Task » Extract all of the data and reproduce it precisely.

———

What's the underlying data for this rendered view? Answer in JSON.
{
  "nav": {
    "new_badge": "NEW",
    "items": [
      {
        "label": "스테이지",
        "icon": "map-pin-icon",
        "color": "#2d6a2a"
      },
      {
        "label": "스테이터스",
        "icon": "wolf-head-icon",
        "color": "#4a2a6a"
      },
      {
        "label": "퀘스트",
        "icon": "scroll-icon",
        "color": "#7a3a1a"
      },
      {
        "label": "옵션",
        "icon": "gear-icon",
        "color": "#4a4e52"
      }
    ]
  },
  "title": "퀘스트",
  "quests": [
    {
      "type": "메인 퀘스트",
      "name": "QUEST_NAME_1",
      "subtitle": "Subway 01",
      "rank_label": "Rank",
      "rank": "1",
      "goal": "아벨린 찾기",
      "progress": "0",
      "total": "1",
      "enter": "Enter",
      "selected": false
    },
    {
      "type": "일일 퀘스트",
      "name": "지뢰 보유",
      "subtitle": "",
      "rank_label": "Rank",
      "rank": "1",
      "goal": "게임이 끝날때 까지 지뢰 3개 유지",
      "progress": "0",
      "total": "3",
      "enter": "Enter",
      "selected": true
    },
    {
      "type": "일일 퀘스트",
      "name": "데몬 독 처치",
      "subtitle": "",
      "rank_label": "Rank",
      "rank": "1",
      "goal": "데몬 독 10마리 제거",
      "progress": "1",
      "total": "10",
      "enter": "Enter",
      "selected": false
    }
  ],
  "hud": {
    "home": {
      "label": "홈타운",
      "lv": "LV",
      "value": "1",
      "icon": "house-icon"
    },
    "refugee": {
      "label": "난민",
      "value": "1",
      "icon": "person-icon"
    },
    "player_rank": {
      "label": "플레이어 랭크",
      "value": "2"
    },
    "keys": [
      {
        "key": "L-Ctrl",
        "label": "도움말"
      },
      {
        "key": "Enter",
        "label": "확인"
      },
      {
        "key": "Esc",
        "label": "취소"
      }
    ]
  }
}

———

Complete response »
What's the underlying data for this rendered view? Answer in JSON.
{
  "nav": {
    "new_badge": "NEW",
    "items": [
      {
        "label": "스테이지",
        "icon": "map-pin-icon",
        "color": "#2d6a2a"
      },
      {
        "label": "스테이터스",
        "icon": "wolf-head-icon",
        "color": "#4a2a6a"
      },
      {
        "label": "퀘스트",
        "icon": "scroll-icon",
        "color": "#7a3a1a"
      },
      {
        "label": "옵션",
        "icon": "gear-icon",
        "color": "#4a4e52"
      }
    ]
  },
  "title": "퀘스트",
  "quests": [
    {
      "type": "메인 퀘스트",
      "name": "QUEST_NAME_1",
      "subtitle": "Subway 01",
      "rank_label": "Rank",
      "rank": "1",
      "goal": "아벨린 찾기",
      "progress": "0",
      "total": "1",
      "enter": "Enter",
      "selected": false
    },
    {
      "type": "일일 퀘스트",
      "name": "지뢰 보유",
      "subtitle": "",
      "rank_label": "Rank",
      "rank": "1",
      "goal": "게임이 끝날때 까지 지뢰 3개 유지",
      "progress": "0",
      "total": "3",
      "enter": "Enter",
      "selected": true
    },
    {
      "type": "일일 퀘스트",
      "name": "데몬 독 처치",
      "subtitle": "",
      "rank_label": "Rank",
      "rank": "1",
      "goal": "데몬 독 10마리 제거",
      "progress": "1",
      "total": "10",
      "enter": "Enter",
      "selected": false
    }
  ],
  "hud": {
    "home": {
      "label": "홈타운",
      "lv": "LV",
      "value": "1",
      "icon": "house-icon"
    },
    "refugee": {
      "label": "난민",
      "value": "1",
      "icon": "person-icon"
    },
    "player_rank": {
      "label": "플레이어 랭크",
      "value": "2"
    },
    "keys": [
      {
        "key": "L-Ctrl",
        "label": "도움말"
      },
      {
        "key": "Enter",
        "label": "확인"
      },
      {
        "key": "Esc",
        "label": "취소"
      }
    ]
  }
}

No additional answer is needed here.